Excerpt provided:
· · · ·

Bears Discover Fire is a 14-minute short film directed by Leonberg that was filmed in 2015 in Bridgeton, New Jersey, as part of his MFA thesis at Columbia University. Based on Terry Bisson's 1990 sci-fi story, the film explores a surreal world where bears have learned to use fire, gathering around campfires on highway medians. Through the quiet journey focusing on a man, his elderly mother, and his nephew, the film reflects on aging, dignity, and human connection. Shot by Jan Reichle and funded with $15,000 raised via Kickstarter, it premiered at Dragon Con and won the Grand Prize at the KIN x DUST Sci-Fi Short Film Competition.

In 2016, Leonberg directed The Fisherman's Wife, a short horror film that premiered at the Columbia University Film Festival and was subsequently featured at the H.P. Lovecraft Film Festival in Portland and Providence. The ten-minute film centers on a woman named Becky who searches for her missing husband, a fisherman whose obsession with the sea leads to a confrontation with an ancient, unknowable entity. The film features tension and thematic alignment with Lovecraftian horror, emphasizing psychological unease and cosmic dread. Critics commented its visual style and narrative restraint, with HorrorNews.net noting its use of suggestion over explicit horror. Leonberg later discussed the film’s production and thematic continuity with his feature-length debut Good Boy in an interview with SAGindie, where he stated his interest horror storytelling and collaborative filmmaking with producer Kari Fischer.

· · · ·

Entries shown:

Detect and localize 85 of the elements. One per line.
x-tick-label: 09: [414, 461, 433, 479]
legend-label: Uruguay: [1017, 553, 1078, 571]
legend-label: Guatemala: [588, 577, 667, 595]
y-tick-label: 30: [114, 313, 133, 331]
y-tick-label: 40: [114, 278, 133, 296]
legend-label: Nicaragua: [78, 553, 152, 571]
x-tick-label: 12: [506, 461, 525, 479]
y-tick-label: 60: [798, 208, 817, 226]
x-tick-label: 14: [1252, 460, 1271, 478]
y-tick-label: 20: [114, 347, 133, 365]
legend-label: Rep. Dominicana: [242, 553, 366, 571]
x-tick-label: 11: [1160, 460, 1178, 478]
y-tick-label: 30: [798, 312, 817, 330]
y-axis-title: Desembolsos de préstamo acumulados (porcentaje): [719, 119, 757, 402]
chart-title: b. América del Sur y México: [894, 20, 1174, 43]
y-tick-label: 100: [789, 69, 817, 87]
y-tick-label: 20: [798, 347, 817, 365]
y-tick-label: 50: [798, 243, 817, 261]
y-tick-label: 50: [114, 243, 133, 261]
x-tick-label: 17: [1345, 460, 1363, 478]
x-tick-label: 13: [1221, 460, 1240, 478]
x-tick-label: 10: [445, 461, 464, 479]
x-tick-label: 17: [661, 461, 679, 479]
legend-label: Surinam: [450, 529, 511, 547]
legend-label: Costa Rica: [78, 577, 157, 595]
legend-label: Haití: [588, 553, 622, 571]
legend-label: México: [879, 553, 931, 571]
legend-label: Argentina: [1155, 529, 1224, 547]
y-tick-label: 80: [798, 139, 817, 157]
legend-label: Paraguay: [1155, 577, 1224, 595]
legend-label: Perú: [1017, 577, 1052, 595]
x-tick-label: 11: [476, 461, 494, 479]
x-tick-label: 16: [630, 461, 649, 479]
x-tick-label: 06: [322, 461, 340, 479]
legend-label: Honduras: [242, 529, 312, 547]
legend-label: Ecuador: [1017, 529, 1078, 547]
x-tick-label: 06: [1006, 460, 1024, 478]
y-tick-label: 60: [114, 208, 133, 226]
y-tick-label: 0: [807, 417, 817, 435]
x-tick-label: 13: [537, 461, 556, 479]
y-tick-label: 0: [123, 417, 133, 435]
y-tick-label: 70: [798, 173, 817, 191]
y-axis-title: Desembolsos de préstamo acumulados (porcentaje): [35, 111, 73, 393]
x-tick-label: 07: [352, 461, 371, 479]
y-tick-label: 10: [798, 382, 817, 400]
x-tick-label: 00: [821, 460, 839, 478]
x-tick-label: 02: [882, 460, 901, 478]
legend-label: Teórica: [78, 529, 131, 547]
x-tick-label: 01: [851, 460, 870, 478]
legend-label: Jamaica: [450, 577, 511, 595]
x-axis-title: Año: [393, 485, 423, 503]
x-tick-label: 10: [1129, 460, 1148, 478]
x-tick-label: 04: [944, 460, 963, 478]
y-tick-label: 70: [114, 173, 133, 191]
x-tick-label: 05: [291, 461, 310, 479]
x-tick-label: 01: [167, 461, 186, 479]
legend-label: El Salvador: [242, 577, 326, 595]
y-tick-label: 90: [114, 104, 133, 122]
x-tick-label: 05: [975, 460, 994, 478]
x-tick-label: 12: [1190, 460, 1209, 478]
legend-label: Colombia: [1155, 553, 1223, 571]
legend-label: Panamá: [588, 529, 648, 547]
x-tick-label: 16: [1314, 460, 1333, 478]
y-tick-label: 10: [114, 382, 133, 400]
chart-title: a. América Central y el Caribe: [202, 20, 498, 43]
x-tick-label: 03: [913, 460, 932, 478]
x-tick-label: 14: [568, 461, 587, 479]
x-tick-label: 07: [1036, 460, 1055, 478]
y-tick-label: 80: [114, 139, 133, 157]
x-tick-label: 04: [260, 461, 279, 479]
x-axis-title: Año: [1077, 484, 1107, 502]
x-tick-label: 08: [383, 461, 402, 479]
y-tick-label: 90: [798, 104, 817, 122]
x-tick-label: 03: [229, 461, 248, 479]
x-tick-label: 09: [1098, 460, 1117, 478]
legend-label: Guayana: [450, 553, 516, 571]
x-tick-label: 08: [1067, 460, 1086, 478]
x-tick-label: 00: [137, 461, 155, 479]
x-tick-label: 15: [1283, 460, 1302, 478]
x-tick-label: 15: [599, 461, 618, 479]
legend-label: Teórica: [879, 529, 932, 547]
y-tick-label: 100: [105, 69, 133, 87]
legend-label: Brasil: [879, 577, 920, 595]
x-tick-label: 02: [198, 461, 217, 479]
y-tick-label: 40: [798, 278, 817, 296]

· · · ·

Complete the following:
A. In the passage about Leonberg's short films, rewrite the part that begins at the words "Bears Discover Fire" and stops after "Short Film Competition.", replacing "nephew" with "niece".
B. Answer these questions from the passage about Leonberg's short films:
(i) How much money was raised through Kickstarter to fund Bears Discover Fire?
(ii) In which two cities did the H.P. Lovecraft Film Festival feature The Fisherman's Wife?
(iii) What is the name of the woman who searches for her missing husband in The Fisherman's Wife?
C. List every festival, convention, or competition that the passage about Leonberg's short films names as a place where one of his films premiered, was featured, or won a prize.

Solution list:
A.
Bears Discover Fire is a 14-minute short film directed by Leonberg that was filmed in 2015 in Bridgeton, New Jersey, as part of his MFA thesis at Columbia University. Based on Terry Bisson's 1990 sci-fi story, the film explores a surreal world where bears have learned to use fire, gathering around campfires on highway medians. Through the quiet journey focusing on a man, his elderly mother, and his niece, the film reflects on aging, dignity, and human connection. Shot by Jan Reichle and funded with $15,000 raised via Kickstarter, it premiered at Dragon Con and won the Grand Prize at the KIN x DUST Sci-Fi Short Film Competition.

B.
(i) $15,000
(ii) Portland and Providence
(iii) Becky

C.
Dragon Con
KIN x DUST Sci-Fi Short Film Competition
Columbia University Film Festival
H.P. Lovecraft Film Festival